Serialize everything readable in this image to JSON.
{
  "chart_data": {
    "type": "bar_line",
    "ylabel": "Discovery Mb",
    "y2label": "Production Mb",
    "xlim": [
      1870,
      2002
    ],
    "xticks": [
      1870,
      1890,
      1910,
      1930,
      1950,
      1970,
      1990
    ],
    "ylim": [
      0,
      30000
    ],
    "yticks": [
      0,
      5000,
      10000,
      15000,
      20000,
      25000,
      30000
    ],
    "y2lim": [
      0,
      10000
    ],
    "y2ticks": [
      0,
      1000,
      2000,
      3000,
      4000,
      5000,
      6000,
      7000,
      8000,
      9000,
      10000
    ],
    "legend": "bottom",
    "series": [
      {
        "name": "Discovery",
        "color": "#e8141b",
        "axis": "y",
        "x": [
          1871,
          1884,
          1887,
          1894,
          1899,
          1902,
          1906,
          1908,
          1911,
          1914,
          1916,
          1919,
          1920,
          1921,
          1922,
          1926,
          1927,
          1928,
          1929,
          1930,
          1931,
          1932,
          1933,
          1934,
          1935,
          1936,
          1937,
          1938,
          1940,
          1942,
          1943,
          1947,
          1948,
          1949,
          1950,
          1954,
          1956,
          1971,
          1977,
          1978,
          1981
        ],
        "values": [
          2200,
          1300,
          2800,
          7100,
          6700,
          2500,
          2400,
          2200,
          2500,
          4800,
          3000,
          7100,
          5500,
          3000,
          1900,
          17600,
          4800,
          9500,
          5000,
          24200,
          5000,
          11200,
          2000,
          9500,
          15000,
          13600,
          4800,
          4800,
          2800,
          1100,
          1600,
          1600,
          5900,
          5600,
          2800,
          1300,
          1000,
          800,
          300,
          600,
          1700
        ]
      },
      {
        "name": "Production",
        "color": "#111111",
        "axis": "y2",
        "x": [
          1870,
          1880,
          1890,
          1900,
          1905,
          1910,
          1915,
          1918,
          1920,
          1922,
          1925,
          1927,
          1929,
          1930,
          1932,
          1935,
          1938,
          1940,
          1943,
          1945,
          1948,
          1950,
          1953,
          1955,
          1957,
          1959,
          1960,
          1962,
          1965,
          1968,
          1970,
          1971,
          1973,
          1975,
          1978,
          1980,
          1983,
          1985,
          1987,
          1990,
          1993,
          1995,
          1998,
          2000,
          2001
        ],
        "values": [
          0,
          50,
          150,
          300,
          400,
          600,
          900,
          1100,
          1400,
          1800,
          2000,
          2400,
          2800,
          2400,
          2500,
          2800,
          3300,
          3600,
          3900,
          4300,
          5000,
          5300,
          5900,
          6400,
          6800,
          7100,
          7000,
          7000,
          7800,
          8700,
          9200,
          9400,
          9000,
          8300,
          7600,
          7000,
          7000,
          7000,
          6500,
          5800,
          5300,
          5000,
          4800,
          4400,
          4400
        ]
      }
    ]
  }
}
•••
Exercise
Reproduce all of the data exactly as given.

Output of the task
Serialize everything readable in this image to JSON.
{
  "chart_data": {
    "type": "bar_line",
    "ylabel": "Discovery Mb",
    "y2label": "Production Mb",
    "xlim": [
      1870,
      2002
    ],
    "xticks": [
      1870,
      1890,
      1910,
      1930,
      1950,
      1970,
      1990
    ],
    "ylim": [
      0,
      30000
    ],
    "yticks": [
      0,
      5000,
      10000,
      15000,
      20000,
      25000,
      30000
    ],
    "y2lim": [
      0,
      10000
    ],
    "y2ticks": [
      0,
      1000,
      2000,
      3000,
      4000,
      5000,
      6000,
      7000,
      8000,
      9000,
      10000
    ],
    "legend": "bottom",
    "series": [
      {
        "name": "Discovery",
        "color": "#e8141b",
        "axis": "y",
        "x": [
          1871,
          1884,
          1887,
          1894,
          1899,
          1902,
          1906,
          1908,
          1911,
          1914,
          1916,
          1919,
          1920,
          1921,
          1922,
          1926,
          1927,
          1928,
          1929,
          1930,
          1931,
          1932,
          1933,
          1934,
          1935,
          1936,
          1937,
          1938,
          1940,
          1942,
          1943,
          1947,
          1948,
          1949,
          1950,
          1954,
          1956,
          1971,
          1977,
          1978,
          1981
        ],
        "values": [
          2200,
          1300,
          2800,
          7100,
          6700,
          2500,
          2400,
          2200,
          2500,
          4800,
          3000,
          7100,
          5500,
          3000,
          1900,
          17600,
          4800,
          9500,
          5000,
          24200,
          5000,
          11200,
          2000,
          9500,
          15000,
          13600,
          4800,
          4800,
          2800,
          1100,
          1600,
          1600,
          5900,
          5600,
          2800,
          1300,
          1000,
          800,
          300,
          600,
          1700
        ]
      },
      {
        "name": "Production",
        "color": "#111111",
        "axis": "y2",
        "x": [
          1870,
          1880,
          1890,
          1900,
          1905,
          1910,
          1915,
          1918,
          1920,
          1922,
          1925,
          1927,
          1929,
          1930,
          1932,
          1935,
          1938,
          1940,
          1943,
          1945,
          1948,
          1950,
          1953,
          1955,
          1957,
          1959,
          1960,
          1962,
          1965,
          1968,
          1970,
          1971,
          1973,
          1975,
          1978,
          1980,
          1983,
          1985,
          1987,
          1990,
          1993,
          1995,
          1998,
          2000,
          2001
        ],
        "values": [
          0,
          50,
          150,
          300,
          400,
          600,
          900,
          1100,
          1400,
          1800,
          2000,
          2400,
          2800,
          2400,
          2500,
          2800,
          3300,
          3600,
          3900,
          4300,
          5000,
          5300,
          5900,
          6400,
          6800,
          7100,
          7000,
          7000,
          7800,
          8700,
          9200,
          9400,
          9000,
          8300,
          7600,
          7000,
          7000,
          7000,
          6500,
          5800,
          5300,
          5000,
          4800,
          4400,
          4400
        ]
      }
    ]
  }
}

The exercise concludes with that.